REQUIRED WORK: Look through the material below and count the lines with the string "managerial". Report only the count.

-- START --

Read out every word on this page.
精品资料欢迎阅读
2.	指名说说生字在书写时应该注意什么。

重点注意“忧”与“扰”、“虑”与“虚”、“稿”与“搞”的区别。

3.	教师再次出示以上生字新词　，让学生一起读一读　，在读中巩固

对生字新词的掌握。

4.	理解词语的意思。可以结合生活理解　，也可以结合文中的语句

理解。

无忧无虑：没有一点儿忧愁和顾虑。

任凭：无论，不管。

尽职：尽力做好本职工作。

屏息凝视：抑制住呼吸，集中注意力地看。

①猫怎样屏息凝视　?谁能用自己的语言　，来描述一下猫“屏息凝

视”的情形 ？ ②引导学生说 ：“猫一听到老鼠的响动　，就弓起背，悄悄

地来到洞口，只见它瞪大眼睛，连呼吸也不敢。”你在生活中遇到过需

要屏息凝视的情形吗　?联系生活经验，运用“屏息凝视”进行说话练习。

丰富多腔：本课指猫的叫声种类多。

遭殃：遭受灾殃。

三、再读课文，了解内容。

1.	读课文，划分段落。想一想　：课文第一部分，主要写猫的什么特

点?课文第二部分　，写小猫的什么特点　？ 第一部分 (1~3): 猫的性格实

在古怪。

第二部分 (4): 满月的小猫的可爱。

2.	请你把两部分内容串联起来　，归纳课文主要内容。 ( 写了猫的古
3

-- END --
-- START --

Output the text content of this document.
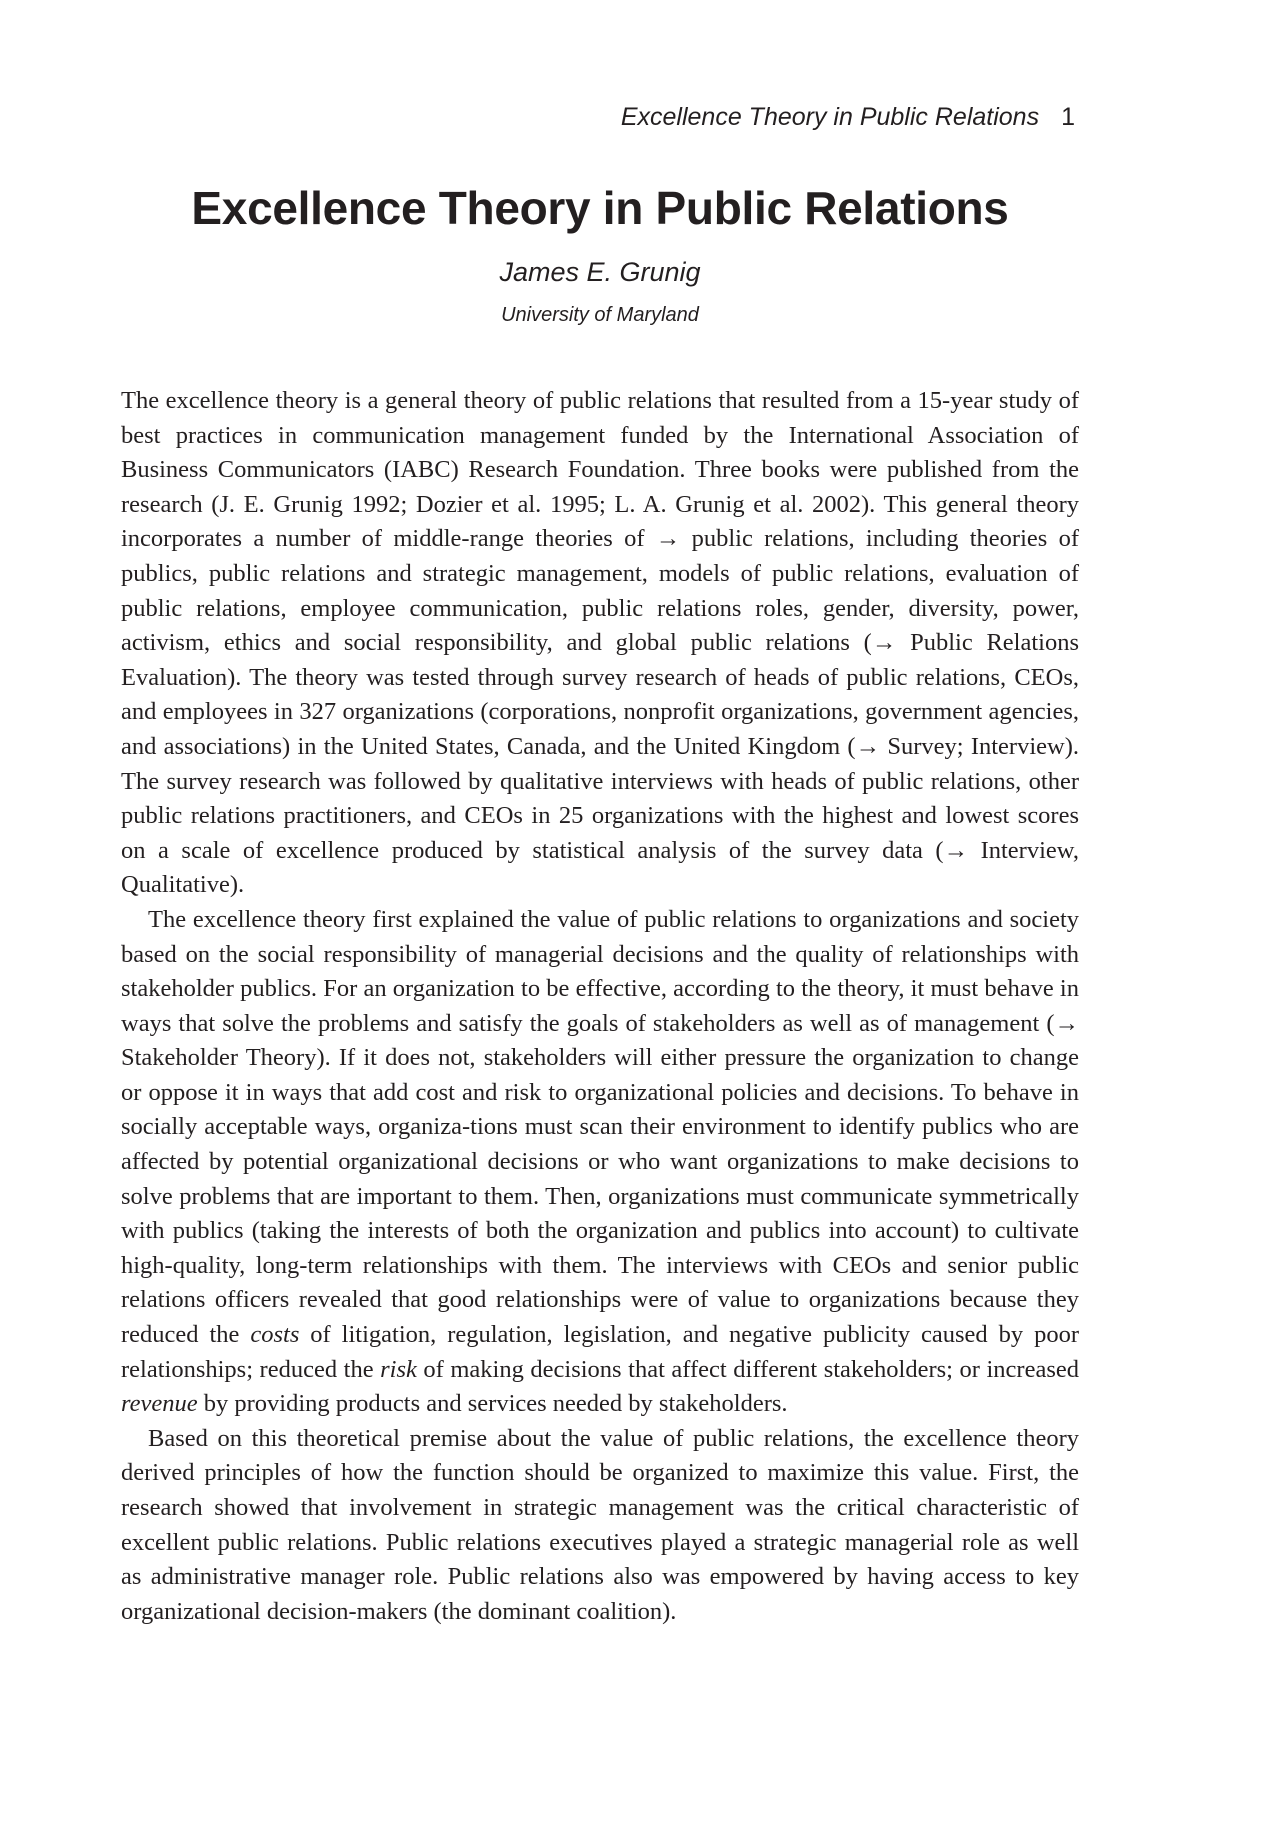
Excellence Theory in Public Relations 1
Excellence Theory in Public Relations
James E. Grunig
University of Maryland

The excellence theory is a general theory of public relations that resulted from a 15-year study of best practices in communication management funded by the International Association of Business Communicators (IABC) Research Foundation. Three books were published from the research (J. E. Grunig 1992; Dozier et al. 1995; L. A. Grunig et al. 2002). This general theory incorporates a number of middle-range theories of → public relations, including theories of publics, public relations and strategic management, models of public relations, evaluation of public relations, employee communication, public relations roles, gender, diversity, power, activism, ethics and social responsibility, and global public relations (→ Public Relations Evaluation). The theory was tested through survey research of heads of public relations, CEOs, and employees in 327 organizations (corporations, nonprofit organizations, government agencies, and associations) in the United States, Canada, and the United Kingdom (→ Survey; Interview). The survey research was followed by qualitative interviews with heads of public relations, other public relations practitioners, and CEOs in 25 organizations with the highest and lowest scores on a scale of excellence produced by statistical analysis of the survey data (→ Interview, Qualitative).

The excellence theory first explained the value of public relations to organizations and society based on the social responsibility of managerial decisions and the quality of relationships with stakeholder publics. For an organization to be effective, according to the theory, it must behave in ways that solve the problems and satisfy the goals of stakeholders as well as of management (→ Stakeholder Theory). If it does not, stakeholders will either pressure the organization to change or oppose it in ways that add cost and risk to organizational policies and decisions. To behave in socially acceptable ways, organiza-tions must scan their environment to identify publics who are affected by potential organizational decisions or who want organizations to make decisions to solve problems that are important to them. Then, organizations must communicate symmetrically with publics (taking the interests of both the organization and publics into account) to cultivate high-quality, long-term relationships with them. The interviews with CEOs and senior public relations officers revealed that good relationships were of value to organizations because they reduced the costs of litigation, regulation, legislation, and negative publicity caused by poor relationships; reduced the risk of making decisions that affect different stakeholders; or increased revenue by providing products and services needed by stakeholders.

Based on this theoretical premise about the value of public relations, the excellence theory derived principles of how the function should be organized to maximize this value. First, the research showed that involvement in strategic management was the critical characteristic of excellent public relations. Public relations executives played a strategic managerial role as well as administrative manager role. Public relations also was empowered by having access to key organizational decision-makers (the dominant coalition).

-- END --

TASK OUTPUT: 2